— START Supplied data —

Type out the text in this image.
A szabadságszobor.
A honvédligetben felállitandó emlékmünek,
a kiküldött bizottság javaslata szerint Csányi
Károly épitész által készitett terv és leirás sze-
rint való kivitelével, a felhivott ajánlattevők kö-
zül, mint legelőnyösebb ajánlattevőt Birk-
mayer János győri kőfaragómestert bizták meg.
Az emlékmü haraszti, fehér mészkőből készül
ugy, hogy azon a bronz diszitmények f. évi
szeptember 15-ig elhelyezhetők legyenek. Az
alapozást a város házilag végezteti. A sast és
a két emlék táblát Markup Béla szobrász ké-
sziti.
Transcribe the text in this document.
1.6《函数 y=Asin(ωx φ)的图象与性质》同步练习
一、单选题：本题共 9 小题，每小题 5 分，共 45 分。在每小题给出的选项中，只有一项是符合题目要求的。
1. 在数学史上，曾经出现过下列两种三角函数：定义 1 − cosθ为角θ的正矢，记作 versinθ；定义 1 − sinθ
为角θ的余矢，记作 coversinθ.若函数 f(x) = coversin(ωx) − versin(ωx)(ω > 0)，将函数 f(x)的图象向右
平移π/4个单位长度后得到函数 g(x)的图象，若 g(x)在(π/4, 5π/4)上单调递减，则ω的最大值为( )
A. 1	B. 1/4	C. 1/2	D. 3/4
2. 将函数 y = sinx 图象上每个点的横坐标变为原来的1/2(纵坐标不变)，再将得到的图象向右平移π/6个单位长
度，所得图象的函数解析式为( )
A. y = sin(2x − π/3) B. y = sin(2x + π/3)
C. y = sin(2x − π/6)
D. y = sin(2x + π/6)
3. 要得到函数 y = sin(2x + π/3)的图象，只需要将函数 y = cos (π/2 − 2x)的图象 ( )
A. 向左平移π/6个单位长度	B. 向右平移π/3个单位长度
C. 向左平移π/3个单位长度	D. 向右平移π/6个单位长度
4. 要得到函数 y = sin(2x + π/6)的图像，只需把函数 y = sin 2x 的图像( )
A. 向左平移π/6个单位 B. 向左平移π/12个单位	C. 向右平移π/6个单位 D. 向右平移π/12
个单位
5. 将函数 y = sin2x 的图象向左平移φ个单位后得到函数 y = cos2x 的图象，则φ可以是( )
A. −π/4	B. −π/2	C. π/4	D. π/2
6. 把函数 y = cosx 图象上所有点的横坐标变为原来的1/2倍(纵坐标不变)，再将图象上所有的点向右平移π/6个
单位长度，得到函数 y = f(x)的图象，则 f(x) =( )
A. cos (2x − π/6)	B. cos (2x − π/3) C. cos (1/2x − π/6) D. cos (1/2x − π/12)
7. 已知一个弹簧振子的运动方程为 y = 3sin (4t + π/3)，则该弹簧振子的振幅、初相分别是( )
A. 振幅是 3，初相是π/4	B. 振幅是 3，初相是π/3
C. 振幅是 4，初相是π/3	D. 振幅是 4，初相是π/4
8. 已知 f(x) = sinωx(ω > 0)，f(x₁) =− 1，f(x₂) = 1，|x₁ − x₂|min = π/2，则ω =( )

— END Supplied data —

Directions for this task:
Among the lines of the data, identify those with the word "要得到函数". Copy each of them.

Written answer:
3. 要得到函数 y = sin(2x + π/3)的图象，只需要将函数 y = cos (π/2 − 2x)的图象 ( )
4. 要得到函数 y = sin(2x + π/6)的图像，只需把函数 y = sin 2x 的图像( )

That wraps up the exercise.